From the listing below, work out how many lines contain "detached". Reply with that number only.
#### RECORDS FOR PROCESSING ####
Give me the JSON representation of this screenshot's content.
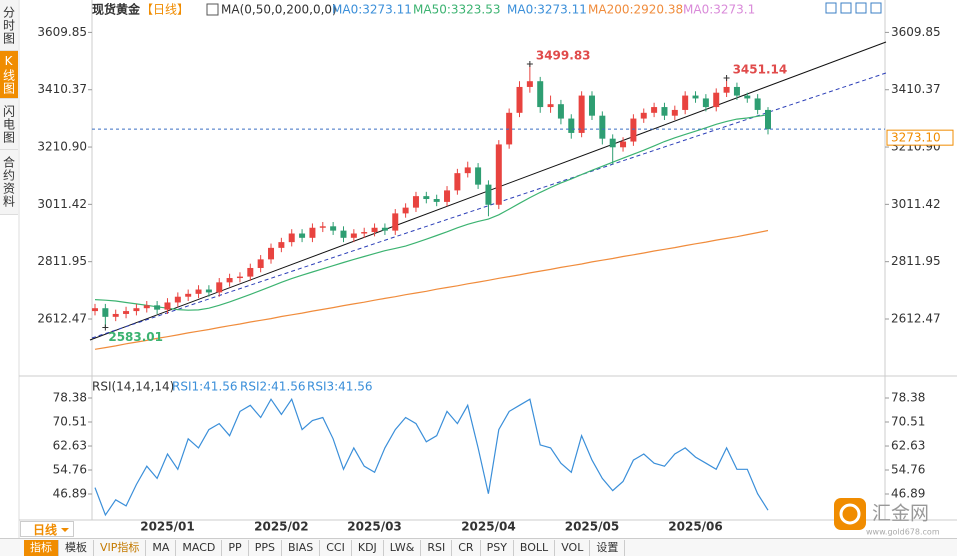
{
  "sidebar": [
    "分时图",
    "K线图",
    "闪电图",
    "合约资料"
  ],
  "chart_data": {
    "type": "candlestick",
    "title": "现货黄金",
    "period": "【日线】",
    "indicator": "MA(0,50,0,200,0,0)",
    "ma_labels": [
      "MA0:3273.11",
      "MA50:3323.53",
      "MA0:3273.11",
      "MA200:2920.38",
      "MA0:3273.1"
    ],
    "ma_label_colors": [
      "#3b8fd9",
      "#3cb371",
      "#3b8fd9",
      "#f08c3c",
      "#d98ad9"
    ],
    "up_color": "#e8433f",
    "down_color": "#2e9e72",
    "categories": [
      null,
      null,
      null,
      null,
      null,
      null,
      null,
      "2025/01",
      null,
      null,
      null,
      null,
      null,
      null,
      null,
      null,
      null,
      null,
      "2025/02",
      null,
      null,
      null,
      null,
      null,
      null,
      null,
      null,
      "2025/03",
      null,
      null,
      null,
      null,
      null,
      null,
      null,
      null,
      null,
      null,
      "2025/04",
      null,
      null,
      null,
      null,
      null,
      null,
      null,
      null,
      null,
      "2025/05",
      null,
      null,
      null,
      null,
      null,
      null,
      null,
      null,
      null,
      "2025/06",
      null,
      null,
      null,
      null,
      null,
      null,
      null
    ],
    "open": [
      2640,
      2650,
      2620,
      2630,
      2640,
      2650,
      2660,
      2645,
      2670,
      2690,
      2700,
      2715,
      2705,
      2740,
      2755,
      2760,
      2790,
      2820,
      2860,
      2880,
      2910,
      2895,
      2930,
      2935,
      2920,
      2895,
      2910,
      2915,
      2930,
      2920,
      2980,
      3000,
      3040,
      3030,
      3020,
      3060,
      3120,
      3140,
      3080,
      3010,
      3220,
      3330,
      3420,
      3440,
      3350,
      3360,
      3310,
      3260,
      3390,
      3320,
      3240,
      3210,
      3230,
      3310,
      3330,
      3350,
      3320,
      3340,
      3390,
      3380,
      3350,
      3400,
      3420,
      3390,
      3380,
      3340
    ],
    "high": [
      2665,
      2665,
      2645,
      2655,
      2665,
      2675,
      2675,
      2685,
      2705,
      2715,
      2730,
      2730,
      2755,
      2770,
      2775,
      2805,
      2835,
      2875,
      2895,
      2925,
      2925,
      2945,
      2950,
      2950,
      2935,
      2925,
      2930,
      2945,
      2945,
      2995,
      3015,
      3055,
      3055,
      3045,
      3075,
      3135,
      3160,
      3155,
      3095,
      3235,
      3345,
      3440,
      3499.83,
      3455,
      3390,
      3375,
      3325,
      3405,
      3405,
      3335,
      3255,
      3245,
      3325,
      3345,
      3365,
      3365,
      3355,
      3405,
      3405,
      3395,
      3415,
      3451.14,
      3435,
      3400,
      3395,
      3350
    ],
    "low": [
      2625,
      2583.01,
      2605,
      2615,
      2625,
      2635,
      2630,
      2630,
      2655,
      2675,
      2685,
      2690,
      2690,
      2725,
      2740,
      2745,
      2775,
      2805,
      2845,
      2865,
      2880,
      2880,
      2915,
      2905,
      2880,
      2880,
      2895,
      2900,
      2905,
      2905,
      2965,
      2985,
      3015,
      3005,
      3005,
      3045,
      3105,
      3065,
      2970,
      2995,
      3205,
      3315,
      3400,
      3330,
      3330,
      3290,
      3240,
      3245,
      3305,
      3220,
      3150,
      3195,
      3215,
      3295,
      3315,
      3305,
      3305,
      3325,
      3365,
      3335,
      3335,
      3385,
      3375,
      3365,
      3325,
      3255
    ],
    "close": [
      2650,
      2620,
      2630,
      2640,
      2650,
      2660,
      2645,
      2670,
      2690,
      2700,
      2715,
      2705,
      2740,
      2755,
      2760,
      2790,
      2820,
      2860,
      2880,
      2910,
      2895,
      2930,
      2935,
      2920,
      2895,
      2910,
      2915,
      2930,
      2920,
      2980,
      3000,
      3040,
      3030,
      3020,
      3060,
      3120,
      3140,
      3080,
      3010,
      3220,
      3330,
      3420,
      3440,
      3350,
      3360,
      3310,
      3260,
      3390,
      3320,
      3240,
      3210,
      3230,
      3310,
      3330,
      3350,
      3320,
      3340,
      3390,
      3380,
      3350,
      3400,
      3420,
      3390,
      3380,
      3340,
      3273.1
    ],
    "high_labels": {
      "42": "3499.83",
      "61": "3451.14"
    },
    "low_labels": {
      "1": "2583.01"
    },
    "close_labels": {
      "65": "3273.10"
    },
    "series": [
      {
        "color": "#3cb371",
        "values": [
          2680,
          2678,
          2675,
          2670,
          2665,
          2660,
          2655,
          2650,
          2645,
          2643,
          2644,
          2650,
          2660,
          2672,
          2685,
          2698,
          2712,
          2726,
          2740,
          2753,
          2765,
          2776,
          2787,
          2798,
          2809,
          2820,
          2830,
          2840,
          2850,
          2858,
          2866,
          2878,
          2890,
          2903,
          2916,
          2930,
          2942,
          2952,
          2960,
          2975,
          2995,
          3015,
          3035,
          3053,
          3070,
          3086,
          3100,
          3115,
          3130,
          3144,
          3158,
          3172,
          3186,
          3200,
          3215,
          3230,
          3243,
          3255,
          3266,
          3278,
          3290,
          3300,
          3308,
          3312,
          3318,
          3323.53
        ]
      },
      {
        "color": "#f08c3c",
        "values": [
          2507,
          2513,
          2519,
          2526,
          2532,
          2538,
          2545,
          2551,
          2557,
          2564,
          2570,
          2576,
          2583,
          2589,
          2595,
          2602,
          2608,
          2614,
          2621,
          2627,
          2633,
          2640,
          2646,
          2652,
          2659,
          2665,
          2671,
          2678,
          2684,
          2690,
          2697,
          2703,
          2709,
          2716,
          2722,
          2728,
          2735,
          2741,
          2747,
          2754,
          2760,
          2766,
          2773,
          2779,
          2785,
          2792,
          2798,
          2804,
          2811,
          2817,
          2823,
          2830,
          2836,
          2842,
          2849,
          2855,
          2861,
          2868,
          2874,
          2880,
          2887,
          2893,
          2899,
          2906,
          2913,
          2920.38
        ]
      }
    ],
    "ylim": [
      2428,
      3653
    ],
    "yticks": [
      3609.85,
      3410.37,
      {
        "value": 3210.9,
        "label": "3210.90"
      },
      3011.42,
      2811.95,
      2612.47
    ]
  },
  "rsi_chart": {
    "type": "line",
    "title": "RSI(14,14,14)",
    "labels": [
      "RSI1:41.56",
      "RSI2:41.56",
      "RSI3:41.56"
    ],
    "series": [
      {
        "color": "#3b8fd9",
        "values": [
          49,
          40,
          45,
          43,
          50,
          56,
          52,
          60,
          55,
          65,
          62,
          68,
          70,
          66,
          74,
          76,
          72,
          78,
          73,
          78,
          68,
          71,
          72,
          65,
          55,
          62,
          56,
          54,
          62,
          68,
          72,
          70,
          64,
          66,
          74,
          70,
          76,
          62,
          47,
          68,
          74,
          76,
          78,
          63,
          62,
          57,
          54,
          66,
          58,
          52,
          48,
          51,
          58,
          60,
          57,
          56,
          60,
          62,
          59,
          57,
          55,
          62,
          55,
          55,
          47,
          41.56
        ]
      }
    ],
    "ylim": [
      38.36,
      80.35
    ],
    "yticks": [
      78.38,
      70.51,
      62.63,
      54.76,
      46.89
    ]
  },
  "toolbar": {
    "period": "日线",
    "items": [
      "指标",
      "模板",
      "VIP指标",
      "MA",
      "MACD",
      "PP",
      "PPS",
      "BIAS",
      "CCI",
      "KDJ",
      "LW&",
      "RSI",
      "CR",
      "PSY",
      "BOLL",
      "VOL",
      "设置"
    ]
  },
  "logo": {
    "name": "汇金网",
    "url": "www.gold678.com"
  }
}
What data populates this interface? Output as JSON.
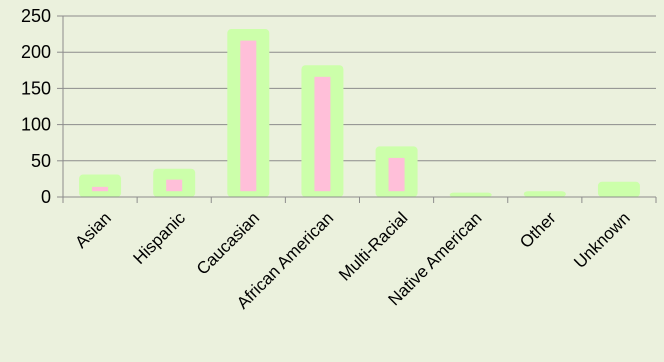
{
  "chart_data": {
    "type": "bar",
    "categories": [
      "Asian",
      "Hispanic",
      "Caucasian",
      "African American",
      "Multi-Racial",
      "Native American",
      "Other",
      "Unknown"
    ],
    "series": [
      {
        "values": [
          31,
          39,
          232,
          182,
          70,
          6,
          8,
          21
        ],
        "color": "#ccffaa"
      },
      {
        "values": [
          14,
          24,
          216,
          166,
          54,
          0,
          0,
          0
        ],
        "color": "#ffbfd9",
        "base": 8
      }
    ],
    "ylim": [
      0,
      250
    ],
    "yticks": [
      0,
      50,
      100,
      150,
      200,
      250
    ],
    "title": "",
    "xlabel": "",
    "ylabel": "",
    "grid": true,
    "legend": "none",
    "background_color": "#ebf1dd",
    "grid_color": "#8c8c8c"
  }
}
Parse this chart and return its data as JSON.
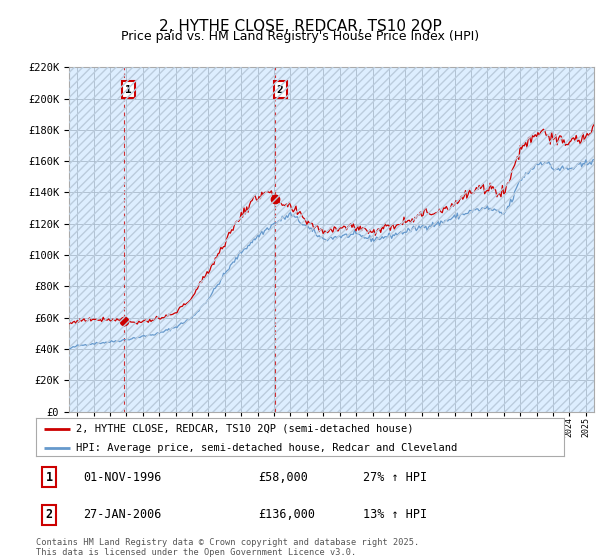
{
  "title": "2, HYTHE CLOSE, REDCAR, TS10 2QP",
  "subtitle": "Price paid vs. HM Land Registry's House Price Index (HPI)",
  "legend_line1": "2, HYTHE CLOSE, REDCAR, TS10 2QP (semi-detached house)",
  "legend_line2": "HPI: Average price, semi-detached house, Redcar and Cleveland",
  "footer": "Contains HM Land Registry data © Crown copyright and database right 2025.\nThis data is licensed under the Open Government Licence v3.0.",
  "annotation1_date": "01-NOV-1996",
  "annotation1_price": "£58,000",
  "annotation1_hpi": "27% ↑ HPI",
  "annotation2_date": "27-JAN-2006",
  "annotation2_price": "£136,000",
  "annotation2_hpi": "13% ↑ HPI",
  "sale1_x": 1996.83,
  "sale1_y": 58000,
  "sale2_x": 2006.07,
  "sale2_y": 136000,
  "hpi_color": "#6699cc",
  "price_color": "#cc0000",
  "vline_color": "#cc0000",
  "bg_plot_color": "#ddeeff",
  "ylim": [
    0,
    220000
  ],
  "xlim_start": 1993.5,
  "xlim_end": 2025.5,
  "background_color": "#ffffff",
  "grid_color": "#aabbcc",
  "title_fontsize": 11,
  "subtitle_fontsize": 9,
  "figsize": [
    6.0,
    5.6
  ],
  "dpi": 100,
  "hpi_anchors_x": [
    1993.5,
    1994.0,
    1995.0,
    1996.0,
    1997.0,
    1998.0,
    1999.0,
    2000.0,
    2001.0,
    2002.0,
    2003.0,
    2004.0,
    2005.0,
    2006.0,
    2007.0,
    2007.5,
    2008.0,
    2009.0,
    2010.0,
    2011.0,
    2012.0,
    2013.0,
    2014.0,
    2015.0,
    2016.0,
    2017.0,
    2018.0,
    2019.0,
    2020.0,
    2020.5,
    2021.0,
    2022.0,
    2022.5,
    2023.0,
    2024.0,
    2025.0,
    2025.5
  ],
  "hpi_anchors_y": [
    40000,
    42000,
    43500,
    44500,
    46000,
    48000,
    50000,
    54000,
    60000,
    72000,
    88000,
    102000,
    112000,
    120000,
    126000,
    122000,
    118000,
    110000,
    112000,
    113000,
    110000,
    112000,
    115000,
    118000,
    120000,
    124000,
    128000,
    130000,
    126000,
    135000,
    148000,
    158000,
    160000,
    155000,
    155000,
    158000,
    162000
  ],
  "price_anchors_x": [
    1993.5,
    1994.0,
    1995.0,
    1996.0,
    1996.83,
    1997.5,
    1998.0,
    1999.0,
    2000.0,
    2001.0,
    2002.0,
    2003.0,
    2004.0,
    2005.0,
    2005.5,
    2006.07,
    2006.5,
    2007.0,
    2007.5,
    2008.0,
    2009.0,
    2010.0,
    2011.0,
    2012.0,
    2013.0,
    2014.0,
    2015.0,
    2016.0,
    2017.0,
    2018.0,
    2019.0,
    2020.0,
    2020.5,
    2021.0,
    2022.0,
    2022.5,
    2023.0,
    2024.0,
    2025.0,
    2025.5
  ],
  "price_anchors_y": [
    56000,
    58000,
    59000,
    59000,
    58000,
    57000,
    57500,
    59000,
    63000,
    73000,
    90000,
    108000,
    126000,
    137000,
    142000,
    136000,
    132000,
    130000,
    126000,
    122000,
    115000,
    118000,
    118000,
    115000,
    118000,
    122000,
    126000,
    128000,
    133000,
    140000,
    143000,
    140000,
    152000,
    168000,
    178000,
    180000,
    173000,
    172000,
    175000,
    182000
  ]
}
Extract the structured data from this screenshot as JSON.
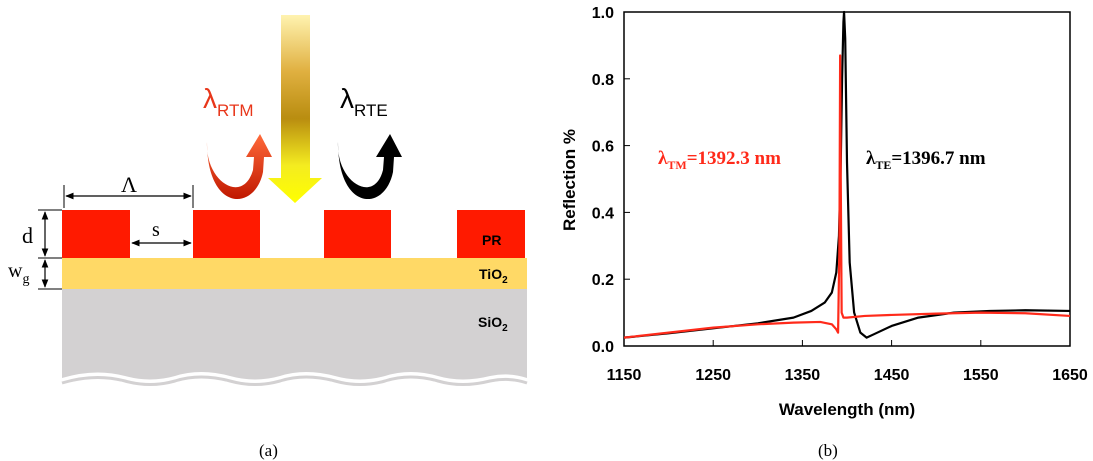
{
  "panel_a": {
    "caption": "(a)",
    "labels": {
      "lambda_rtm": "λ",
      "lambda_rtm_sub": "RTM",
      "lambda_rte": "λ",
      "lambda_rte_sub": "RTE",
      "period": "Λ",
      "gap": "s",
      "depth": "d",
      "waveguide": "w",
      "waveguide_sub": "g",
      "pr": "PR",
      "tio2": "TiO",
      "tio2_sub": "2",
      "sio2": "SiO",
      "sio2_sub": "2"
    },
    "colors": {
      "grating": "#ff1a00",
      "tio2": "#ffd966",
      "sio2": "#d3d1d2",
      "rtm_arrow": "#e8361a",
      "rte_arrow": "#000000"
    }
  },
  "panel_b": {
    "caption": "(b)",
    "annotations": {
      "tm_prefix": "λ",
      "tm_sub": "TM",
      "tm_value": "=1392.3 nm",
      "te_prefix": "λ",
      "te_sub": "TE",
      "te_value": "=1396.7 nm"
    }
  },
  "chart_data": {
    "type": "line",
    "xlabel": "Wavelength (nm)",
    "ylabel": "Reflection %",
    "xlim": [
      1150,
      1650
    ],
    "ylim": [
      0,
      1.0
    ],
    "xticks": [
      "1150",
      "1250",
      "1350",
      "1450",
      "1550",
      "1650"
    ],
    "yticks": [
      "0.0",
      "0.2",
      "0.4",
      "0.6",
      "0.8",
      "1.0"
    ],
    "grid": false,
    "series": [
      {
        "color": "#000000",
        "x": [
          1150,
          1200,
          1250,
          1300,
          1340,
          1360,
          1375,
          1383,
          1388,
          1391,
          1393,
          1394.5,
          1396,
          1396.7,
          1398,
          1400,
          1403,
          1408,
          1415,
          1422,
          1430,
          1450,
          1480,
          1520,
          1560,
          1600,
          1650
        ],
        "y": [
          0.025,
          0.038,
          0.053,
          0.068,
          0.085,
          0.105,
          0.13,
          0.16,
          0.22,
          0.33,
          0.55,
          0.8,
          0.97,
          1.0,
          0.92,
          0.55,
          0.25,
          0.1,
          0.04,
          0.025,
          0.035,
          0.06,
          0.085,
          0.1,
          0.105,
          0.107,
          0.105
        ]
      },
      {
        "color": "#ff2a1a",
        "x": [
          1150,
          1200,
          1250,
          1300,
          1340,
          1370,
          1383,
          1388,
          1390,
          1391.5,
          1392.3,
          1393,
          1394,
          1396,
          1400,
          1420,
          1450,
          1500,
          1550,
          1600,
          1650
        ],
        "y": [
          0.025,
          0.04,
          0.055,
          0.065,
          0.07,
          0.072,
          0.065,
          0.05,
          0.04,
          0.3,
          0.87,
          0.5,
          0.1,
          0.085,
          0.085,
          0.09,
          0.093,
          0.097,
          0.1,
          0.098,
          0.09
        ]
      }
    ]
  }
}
####
RESPONSE TO THE TASK. 2